# Records for the exercise
::::::::::

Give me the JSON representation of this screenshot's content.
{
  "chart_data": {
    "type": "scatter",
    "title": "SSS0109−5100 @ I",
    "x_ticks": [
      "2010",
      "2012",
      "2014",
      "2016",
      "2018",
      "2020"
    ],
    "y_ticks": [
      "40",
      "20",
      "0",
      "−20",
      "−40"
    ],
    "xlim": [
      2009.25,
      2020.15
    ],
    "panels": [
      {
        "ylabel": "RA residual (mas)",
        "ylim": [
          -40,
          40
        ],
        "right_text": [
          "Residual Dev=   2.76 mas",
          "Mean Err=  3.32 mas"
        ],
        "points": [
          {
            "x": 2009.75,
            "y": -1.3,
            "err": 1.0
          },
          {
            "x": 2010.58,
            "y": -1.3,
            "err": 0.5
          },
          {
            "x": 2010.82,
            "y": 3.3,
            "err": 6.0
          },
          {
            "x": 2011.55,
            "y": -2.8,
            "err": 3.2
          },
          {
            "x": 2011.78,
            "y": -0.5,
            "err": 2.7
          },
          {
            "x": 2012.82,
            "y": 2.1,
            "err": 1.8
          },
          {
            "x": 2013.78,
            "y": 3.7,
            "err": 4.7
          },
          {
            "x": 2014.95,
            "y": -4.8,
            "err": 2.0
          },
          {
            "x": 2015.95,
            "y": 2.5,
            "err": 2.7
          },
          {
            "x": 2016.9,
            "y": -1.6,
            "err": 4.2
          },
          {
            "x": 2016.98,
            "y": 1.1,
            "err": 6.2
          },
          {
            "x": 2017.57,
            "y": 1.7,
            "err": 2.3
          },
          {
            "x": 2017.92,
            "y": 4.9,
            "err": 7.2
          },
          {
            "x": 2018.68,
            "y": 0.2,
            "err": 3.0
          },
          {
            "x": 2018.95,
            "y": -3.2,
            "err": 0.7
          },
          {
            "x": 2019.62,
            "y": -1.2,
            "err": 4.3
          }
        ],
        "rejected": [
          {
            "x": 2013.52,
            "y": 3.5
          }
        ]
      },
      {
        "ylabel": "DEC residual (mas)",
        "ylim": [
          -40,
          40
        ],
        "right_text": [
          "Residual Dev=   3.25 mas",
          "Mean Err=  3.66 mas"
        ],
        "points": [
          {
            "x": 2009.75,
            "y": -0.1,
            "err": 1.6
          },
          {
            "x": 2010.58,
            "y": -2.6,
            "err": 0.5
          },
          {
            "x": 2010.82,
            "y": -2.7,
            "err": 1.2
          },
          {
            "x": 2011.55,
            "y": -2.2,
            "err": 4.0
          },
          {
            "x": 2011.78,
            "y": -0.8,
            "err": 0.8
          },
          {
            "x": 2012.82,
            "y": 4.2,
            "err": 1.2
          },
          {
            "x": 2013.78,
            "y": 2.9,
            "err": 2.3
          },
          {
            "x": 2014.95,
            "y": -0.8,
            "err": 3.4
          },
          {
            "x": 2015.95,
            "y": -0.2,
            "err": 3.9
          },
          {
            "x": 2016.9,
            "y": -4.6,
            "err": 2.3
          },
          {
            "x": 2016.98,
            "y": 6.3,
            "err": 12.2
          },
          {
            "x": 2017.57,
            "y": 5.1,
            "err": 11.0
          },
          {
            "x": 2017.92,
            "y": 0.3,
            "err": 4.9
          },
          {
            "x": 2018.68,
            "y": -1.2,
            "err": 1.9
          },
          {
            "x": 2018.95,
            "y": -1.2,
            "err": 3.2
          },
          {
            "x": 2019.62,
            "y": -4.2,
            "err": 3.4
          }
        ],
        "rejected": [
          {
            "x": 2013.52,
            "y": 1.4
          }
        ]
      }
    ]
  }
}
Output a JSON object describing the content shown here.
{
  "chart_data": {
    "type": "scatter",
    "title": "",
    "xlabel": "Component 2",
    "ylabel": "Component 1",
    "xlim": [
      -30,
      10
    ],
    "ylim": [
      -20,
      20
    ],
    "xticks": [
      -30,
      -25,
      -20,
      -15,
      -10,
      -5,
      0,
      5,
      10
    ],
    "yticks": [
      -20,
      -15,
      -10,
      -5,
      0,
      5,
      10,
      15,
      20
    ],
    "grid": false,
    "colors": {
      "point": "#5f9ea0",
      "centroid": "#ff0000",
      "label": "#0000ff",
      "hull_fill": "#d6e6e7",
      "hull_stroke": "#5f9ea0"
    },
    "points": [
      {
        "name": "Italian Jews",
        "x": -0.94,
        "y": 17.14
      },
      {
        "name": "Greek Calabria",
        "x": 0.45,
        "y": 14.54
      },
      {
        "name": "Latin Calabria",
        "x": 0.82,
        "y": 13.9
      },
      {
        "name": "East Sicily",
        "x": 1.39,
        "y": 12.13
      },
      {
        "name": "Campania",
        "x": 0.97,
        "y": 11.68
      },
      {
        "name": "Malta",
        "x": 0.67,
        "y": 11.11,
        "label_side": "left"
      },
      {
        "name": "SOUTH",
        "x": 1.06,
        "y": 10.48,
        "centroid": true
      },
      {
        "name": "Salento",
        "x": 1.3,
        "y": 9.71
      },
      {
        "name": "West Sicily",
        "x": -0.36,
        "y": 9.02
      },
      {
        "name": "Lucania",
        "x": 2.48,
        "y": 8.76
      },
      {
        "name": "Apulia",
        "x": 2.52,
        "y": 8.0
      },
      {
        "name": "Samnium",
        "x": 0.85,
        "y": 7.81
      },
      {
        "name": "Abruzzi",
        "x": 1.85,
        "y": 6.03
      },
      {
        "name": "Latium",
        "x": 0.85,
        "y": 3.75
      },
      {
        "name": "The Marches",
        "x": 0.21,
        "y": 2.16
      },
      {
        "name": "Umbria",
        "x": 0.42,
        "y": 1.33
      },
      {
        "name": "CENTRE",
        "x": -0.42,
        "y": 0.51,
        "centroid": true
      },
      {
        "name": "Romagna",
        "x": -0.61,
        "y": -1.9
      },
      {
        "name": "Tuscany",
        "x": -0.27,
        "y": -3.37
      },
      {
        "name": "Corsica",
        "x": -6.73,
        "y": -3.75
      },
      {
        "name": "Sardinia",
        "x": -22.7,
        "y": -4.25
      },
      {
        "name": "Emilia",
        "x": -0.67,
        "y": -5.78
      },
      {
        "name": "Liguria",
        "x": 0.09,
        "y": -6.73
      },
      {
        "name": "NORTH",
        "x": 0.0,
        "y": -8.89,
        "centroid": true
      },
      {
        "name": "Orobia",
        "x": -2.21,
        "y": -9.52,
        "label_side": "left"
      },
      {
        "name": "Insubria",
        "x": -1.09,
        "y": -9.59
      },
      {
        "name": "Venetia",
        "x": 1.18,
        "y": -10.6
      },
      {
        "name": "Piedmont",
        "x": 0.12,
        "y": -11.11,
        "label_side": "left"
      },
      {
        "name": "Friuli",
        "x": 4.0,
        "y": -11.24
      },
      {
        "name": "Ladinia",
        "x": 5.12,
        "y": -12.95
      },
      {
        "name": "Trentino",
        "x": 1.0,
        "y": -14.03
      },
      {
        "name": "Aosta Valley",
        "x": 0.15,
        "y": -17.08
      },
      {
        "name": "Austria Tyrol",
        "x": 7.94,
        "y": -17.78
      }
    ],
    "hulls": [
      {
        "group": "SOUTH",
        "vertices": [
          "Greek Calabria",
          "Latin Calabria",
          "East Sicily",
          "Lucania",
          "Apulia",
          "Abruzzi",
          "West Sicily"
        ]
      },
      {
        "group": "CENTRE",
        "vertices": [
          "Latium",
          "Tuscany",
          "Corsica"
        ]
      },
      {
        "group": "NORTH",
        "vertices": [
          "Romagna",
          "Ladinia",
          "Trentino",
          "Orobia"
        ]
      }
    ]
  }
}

::::::::::

# Task to carry out
Make an exact copy of the data above.

# Expected output
Give me the JSON representation of this screenshot's content.
{
  "chart_data": {
    "type": "scatter",
    "title": "SSS0109−5100 @ I",
    "x_ticks": [
      "2010",
      "2012",
      "2014",
      "2016",
      "2018",
      "2020"
    ],
    "y_ticks": [
      "40",
      "20",
      "0",
      "−20",
      "−40"
    ],
    "xlim": [
      2009.25,
      2020.15
    ],
    "panels": [
      {
        "ylabel": "RA residual (mas)",
        "ylim": [
          -40,
          40
        ],
        "right_text": [
          "Residual Dev=   2.76 mas",
          "Mean Err=  3.32 mas"
        ],
        "points": [
          {
            "x": 2009.75,
            "y": -1.3,
            "err": 1.0
          },
          {
            "x": 2010.58,
            "y": -1.3,
            "err": 0.5
          },
          {
            "x": 2010.82,
            "y": 3.3,
            "err": 6.0
          },
          {
            "x": 2011.55,
            "y": -2.8,
            "err": 3.2
          },
          {
            "x": 2011.78,
            "y": -0.5,
            "err": 2.7
          },
          {
            "x": 2012.82,
            "y": 2.1,
            "err": 1.8
          },
          {
            "x": 2013.78,
            "y": 3.7,
            "err": 4.7
          },
          {
            "x": 2014.95,
            "y": -4.8,
            "err": 2.0
          },
          {
            "x": 2015.95,
            "y": 2.5,
            "err": 2.7
          },
          {
            "x": 2016.9,
            "y": -1.6,
            "err": 4.2
          },
          {
            "x": 2016.98,
            "y": 1.1,
            "err": 6.2
          },
          {
            "x": 2017.57,
            "y": 1.7,
            "err": 2.3
          },
          {
            "x": 2017.92,
            "y": 4.9,
            "err": 7.2
          },
          {
            "x": 2018.68,
            "y": 0.2,
            "err": 3.0
          },
          {
            "x": 2018.95,
            "y": -3.2,
            "err": 0.7
          },
          {
            "x": 2019.62,
            "y": -1.2,
            "err": 4.3
          }
        ],
        "rejected": [
          {
            "x": 2013.52,
            "y": 3.5
          }
        ]
      },
      {
        "ylabel": "DEC residual (mas)",
        "ylim": [
          -40,
          40
        ],
        "right_text": [
          "Residual Dev=   3.25 mas",
          "Mean Err=  3.66 mas"
        ],
        "points": [
          {
            "x": 2009.75,
            "y": -0.1,
            "err": 1.6
          },
          {
            "x": 2010.58,
            "y": -2.6,
            "err": 0.5
          },
          {
            "x": 2010.82,
            "y": -2.7,
            "err": 1.2
          },
          {
            "x": 2011.55,
            "y": -2.2,
            "err": 4.0
          },
          {
            "x": 2011.78,
            "y": -0.8,
            "err": 0.8
          },
          {
            "x": 2012.82,
            "y": 4.2,
            "err": 1.2
          },
          {
            "x": 2013.78,
            "y": 2.9,
            "err": 2.3
          },
          {
            "x": 2014.95,
            "y": -0.8,
            "err": 3.4
          },
          {
            "x": 2015.95,
            "y": -0.2,
            "err": 3.9
          },
          {
            "x": 2016.9,
            "y": -4.6,
            "err": 2.3
          },
          {
            "x": 2016.98,
            "y": 6.3,
            "err": 12.2
          },
          {
            "x": 2017.57,
            "y": 5.1,
            "err": 11.0
          },
          {
            "x": 2017.92,
            "y": 0.3,
            "err": 4.9
          },
          {
            "x": 2018.68,
            "y": -1.2,
            "err": 1.9
          },
          {
            "x": 2018.95,
            "y": -1.2,
            "err": 3.2
          },
          {
            "x": 2019.62,
            "y": -4.2,
            "err": 3.4
          }
        ],
        "rejected": [
          {
            "x": 2013.52,
            "y": 1.4
          }
        ]
      }
    ]
  }
}
Output a JSON object describing the content shown here.
{
  "chart_data": {
    "type": "scatter",
    "title": "",
    "xlabel": "Component 2",
    "ylabel": "Component 1",
    "xlim": [
      -30,
      10
    ],
    "ylim": [
      -20,
      20
    ],
    "xticks": [
      -30,
      -25,
      -20,
      -15,
      -10,
      -5,
      0,
      5,
      10
    ],
    "yticks": [
      -20,
      -15,
      -10,
      -5,
      0,
      5,
      10,
      15,
      20
    ],
    "grid": false,
    "colors": {
      "point": "#5f9ea0",
      "centroid": "#ff0000",
      "label": "#0000ff",
      "hull_fill": "#d6e6e7",
      "hull_stroke": "#5f9ea0"
    },
    "points": [
      {
        "name": "Italian Jews",
        "x": -0.94,
        "y": 17.14
      },
      {
        "name": "Greek Calabria",
        "x": 0.45,
        "y": 14.54
      },
      {
        "name": "Latin Calabria",
        "x": 0.82,
        "y": 13.9
      },
      {
        "name": "East Sicily",
        "x": 1.39,
        "y": 12.13
      },
      {
        "name": "Campania",
        "x": 0.97,
        "y": 11.68
      },
      {
        "name": "Malta",
        "x": 0.67,
        "y": 11.11,
        "label_side": "left"
      },
      {
        "name": "SOUTH",
        "x": 1.06,
        "y": 10.48,
        "centroid": true
      },
      {
        "name": "Salento",
        "x": 1.3,
        "y": 9.71
      },
      {
        "name": "West Sicily",
        "x": -0.36,
        "y": 9.02
      },
      {
        "name": "Lucania",
        "x": 2.48,
        "y": 8.76
      },
      {
        "name": "Apulia",
        "x": 2.52,
        "y": 8.0
      },
      {
        "name": "Samnium",
        "x": 0.85,
        "y": 7.81
      },
      {
        "name": "Abruzzi",
        "x": 1.85,
        "y": 6.03
      },
      {
        "name": "Latium",
        "x": 0.85,
        "y": 3.75
      },
      {
        "name": "The Marches",
        "x": 0.21,
        "y": 2.16
      },
      {
        "name": "Umbria",
        "x": 0.42,
        "y": 1.33
      },
      {
        "name": "CENTRE",
        "x": -0.42,
        "y": 0.51,
        "centroid": true
      },
      {
        "name": "Romagna",
        "x": -0.61,
        "y": -1.9
      },
      {
        "name": "Tuscany",
        "x": -0.27,
        "y": -3.37
      },
      {
        "name": "Corsica",
        "x": -6.73,
        "y": -3.75
      },
      {
        "name": "Sardinia",
        "x": -22.7,
        "y": -4.25
      },
      {
        "name": "Emilia",
        "x": -0.67,
        "y": -5.78
      },
      {
        "name": "Liguria",
        "x": 0.09,
        "y": -6.73
      },
      {
        "name": "NORTH",
        "x": 0.0,
        "y": -8.89,
        "centroid": true
      },
      {
        "name": "Orobia",
        "x": -2.21,
        "y": -9.52,
        "label_side": "left"
      },
      {
        "name": "Insubria",
        "x": -1.09,
        "y": -9.59
      },
      {
        "name": "Venetia",
        "x": 1.18,
        "y": -10.6
      },
      {
        "name": "Piedmont",
        "x": 0.12,
        "y": -11.11,
        "label_side": "left"
      },
      {
        "name": "Friuli",
        "x": 4.0,
        "y": -11.24
      },
      {
        "name": "Ladinia",
        "x": 5.12,
        "y": -12.95
      },
      {
        "name": "Trentino",
        "x": 1.0,
        "y": -14.03
      },
      {
        "name": "Aosta Valley",
        "x": 0.15,
        "y": -17.08
      },
      {
        "name": "Austria Tyrol",
        "x": 7.94,
        "y": -17.78
      }
    ],
    "hulls": [
      {
        "group": "SOUTH",
        "vertices": [
          "Greek Calabria",
          "Latin Calabria",
          "East Sicily",
          "Lucania",
          "Apulia",
          "Abruzzi",
          "West Sicily"
        ]
      },
      {
        "group": "CENTRE",
        "vertices": [
          "Latium",
          "Tuscany",
          "Corsica"
        ]
      },
      {
        "group": "NORTH",
        "vertices": [
          "Romagna",
          "Ladinia",
          "Trentino",
          "Orobia"
        ]
      }
    ]
  }
}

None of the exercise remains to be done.